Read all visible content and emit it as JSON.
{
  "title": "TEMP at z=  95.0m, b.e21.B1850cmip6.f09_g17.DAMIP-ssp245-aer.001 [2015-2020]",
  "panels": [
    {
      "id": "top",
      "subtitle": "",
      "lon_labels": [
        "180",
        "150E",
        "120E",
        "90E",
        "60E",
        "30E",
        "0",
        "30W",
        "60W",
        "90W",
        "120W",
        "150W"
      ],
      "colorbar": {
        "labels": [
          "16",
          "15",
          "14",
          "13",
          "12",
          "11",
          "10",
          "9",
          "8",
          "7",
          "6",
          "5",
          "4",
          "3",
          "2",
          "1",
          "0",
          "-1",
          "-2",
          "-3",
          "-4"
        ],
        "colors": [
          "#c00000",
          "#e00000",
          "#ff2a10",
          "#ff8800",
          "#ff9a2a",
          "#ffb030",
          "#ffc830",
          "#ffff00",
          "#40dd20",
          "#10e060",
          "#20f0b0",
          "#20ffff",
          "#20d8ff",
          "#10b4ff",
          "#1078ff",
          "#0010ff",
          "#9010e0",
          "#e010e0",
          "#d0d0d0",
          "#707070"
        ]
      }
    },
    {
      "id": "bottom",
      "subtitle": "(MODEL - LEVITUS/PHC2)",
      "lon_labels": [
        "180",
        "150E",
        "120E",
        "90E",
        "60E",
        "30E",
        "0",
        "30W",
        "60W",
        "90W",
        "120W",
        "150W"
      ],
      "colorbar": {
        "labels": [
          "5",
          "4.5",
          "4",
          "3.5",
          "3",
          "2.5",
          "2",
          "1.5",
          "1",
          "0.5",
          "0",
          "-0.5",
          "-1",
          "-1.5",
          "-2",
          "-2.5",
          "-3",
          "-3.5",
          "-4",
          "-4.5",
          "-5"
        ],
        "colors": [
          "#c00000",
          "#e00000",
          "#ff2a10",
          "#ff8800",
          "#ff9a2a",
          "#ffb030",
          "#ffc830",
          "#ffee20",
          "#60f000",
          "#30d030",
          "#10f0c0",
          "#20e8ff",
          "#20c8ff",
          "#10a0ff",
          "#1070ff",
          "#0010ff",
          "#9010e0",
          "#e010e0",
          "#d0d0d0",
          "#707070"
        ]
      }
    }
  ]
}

━━━━━━

# Exercise brief
Your task is to output all of the data above word for word.

# In response
Read all visible content and emit it as JSON.
{
  "title": "TEMP at z=  95.0m, b.e21.B1850cmip6.f09_g17.DAMIP-ssp245-aer.001 [2015-2020]",
  "panels": [
    {
      "id": "top",
      "subtitle": "",
      "lon_labels": [
        "180",
        "150E",
        "120E",
        "90E",
        "60E",
        "30E",
        "0",
        "30W",
        "60W",
        "90W",
        "120W",
        "150W"
      ],
      "colorbar": {
        "labels": [
          "16",
          "15",
          "14",
          "13",
          "12",
          "11",
          "10",
          "9",
          "8",
          "7",
          "6",
          "5",
          "4",
          "3",
          "2",
          "1",
          "0",
          "-1",
          "-2",
          "-3",
          "-4"
        ],
        "colors": [
          "#c00000",
          "#e00000",
          "#ff2a10",
          "#ff8800",
          "#ff9a2a",
          "#ffb030",
          "#ffc830",
          "#ffff00",
          "#40dd20",
          "#10e060",
          "#20f0b0",
          "#20ffff",
          "#20d8ff",
          "#10b4ff",
          "#1078ff",
          "#0010ff",
          "#9010e0",
          "#e010e0",
          "#d0d0d0",
          "#707070"
        ]
      }
    },
    {
      "id": "bottom",
      "subtitle": "(MODEL - LEVITUS/PHC2)",
      "lon_labels": [
        "180",
        "150E",
        "120E",
        "90E",
        "60E",
        "30E",
        "0",
        "30W",
        "60W",
        "90W",
        "120W",
        "150W"
      ],
      "colorbar": {
        "labels": [
          "5",
          "4.5",
          "4",
          "3.5",
          "3",
          "2.5",
          "2",
          "1.5",
          "1",
          "0.5",
          "0",
          "-0.5",
          "-1",
          "-1.5",
          "-2",
          "-2.5",
          "-3",
          "-3.5",
          "-4",
          "-4.5",
          "-5"
        ],
        "colors": [
          "#c00000",
          "#e00000",
          "#ff2a10",
          "#ff8800",
          "#ff9a2a",
          "#ffb030",
          "#ffc830",
          "#ffee20",
          "#60f000",
          "#30d030",
          "#10f0c0",
          "#20e8ff",
          "#20c8ff",
          "#10a0ff",
          "#1070ff",
          "#0010ff",
          "#9010e0",
          "#e010e0",
          "#d0d0d0",
          "#707070"
        ]
      }
    }
  ]
}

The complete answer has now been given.